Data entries
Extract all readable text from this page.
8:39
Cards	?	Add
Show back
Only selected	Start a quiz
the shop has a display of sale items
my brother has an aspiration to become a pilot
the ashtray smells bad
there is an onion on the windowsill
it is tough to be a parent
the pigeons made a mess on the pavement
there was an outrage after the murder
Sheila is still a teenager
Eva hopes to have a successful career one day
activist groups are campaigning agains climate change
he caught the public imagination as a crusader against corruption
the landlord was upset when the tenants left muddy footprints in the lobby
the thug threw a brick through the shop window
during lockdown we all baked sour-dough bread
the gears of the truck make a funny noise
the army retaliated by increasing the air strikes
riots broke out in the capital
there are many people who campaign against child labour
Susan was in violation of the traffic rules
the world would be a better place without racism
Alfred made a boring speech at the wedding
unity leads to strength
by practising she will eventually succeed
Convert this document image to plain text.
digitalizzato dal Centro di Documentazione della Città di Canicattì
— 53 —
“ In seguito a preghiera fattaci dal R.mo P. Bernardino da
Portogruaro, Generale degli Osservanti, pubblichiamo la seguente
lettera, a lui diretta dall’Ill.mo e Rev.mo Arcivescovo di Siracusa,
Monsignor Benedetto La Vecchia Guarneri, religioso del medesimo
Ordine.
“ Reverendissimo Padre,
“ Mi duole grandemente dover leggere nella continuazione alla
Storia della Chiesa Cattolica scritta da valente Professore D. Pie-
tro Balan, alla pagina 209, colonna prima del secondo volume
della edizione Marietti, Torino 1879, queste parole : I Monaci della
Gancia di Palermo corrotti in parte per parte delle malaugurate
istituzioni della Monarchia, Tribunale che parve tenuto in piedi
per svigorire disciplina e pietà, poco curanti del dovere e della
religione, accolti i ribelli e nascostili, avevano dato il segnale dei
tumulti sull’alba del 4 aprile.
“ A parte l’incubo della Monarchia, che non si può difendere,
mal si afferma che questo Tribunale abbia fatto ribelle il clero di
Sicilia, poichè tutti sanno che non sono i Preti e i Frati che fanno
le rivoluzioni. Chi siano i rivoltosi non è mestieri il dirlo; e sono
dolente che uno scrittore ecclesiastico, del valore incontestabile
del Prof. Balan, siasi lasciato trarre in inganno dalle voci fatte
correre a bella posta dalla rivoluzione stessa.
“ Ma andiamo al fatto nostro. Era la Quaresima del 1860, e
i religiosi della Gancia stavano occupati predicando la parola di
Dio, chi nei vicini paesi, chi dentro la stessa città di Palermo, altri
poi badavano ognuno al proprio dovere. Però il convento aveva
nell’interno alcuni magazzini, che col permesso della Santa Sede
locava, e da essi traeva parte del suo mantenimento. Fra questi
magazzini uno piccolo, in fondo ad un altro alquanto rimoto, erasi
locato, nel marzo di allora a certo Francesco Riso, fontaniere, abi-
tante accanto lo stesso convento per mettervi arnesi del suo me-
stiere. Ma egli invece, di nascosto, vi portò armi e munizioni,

*WRITTEN EXERCISE*.
Gather each line from the listing above that holds "magazzini".

*EXPECTED OUTPUT*.
nell’interno alcuni magazzini, che col permesso della Santa Sede
magazzini uno piccolo, in fondo ad un altro alquanto rimoto, erasi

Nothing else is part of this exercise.